# Written problem
Gather all lines with "SANCHEZ" from the records.

══ The data

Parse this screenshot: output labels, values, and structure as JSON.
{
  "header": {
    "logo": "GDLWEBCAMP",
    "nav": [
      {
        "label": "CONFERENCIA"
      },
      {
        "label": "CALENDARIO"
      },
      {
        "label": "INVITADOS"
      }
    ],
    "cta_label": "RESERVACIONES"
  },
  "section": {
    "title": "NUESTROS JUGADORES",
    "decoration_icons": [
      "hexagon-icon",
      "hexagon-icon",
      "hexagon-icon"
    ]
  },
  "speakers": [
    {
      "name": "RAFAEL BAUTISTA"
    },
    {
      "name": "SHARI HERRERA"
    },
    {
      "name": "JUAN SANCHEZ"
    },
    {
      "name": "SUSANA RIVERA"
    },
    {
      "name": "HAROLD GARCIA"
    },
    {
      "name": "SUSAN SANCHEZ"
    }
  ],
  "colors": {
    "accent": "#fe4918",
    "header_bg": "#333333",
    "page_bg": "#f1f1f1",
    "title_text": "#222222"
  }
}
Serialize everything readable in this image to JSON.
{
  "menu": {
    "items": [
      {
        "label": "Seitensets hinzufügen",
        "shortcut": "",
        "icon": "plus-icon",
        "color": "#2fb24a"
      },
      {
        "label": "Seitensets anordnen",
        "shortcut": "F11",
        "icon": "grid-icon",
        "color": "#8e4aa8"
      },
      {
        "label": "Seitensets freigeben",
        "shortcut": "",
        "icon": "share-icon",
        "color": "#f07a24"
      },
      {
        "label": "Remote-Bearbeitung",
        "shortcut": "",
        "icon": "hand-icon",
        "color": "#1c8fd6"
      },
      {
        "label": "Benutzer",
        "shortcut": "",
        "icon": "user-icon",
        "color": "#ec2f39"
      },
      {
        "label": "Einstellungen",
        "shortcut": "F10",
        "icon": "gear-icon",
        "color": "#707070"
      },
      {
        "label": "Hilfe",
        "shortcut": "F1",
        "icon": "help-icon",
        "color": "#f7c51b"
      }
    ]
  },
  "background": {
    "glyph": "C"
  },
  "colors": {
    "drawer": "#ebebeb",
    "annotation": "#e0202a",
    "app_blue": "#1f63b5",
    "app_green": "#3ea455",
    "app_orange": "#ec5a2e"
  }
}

════

# Worked solution
      "name": "JUAN SANCHEZ"
      "name": "SUSAN SANCHEZ"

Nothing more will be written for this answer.